EXERCISE PROMPT: Reproduce every entry exactly as shown.

RECORD LIST:

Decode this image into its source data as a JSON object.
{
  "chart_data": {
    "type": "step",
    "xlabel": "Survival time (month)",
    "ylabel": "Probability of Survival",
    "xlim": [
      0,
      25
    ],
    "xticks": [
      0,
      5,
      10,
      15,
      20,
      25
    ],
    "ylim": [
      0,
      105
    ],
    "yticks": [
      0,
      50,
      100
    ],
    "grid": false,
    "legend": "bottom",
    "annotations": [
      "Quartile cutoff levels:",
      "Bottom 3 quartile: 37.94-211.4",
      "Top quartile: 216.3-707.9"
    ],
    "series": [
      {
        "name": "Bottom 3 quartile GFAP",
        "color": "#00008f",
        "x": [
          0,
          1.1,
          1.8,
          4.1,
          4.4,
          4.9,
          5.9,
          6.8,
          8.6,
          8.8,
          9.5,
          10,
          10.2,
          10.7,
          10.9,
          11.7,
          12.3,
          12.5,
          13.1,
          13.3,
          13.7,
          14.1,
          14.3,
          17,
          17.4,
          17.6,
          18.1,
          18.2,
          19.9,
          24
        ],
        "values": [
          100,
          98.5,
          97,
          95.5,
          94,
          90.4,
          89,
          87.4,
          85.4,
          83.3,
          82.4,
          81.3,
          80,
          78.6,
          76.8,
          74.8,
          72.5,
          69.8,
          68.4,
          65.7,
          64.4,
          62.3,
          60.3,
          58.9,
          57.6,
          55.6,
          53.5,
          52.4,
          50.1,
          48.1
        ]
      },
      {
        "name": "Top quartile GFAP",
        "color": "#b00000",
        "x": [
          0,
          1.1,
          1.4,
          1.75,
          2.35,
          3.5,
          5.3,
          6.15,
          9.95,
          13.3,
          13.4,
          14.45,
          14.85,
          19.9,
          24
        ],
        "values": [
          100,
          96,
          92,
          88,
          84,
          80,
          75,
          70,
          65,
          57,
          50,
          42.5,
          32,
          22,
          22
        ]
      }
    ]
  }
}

ANSWER:
Decode this image into its source data as a JSON object.
{
  "chart_data": {
    "type": "step",
    "xlabel": "Survival time (month)",
    "ylabel": "Probability of Survival",
    "xlim": [
      0,
      25
    ],
    "xticks": [
      0,
      5,
      10,
      15,
      20,
      25
    ],
    "ylim": [
      0,
      105
    ],
    "yticks": [
      0,
      50,
      100
    ],
    "grid": false,
    "legend": "bottom",
    "annotations": [
      "Quartile cutoff levels:",
      "Bottom 3 quartile: 37.94-211.4",
      "Top quartile: 216.3-707.9"
    ],
    "series": [
      {
        "name": "Bottom 3 quartile GFAP",
        "color": "#00008f",
        "x": [
          0,
          1.1,
          1.8,
          4.1,
          4.4,
          4.9,
          5.9,
          6.8,
          8.6,
          8.8,
          9.5,
          10,
          10.2,
          10.7,
          10.9,
          11.7,
          12.3,
          12.5,
          13.1,
          13.3,
          13.7,
          14.1,
          14.3,
          17,
          17.4,
          17.6,
          18.1,
          18.2,
          19.9,
          24
        ],
        "values": [
          100,
          98.5,
          97,
          95.5,
          94,
          90.4,
          89,
          87.4,
          85.4,
          83.3,
          82.4,
          81.3,
          80,
          78.6,
          76.8,
          74.8,
          72.5,
          69.8,
          68.4,
          65.7,
          64.4,
          62.3,
          60.3,
          58.9,
          57.6,
          55.6,
          53.5,
          52.4,
          50.1,
          48.1
        ]
      },
      {
        "name": "Top quartile GFAP",
        "color": "#b00000",
        "x": [
          0,
          1.1,
          1.4,
          1.75,
          2.35,
          3.5,
          5.3,
          6.15,
          9.95,
          13.3,
          13.4,
          14.45,
          14.85,
          19.9,
          24
        ],
        "values": [
          100,
          96,
          92,
          88,
          84,
          80,
          75,
          70,
          65,
          57,
          50,
          42.5,
          32,
          22,
          22
        ]
      }
    ]
  }
}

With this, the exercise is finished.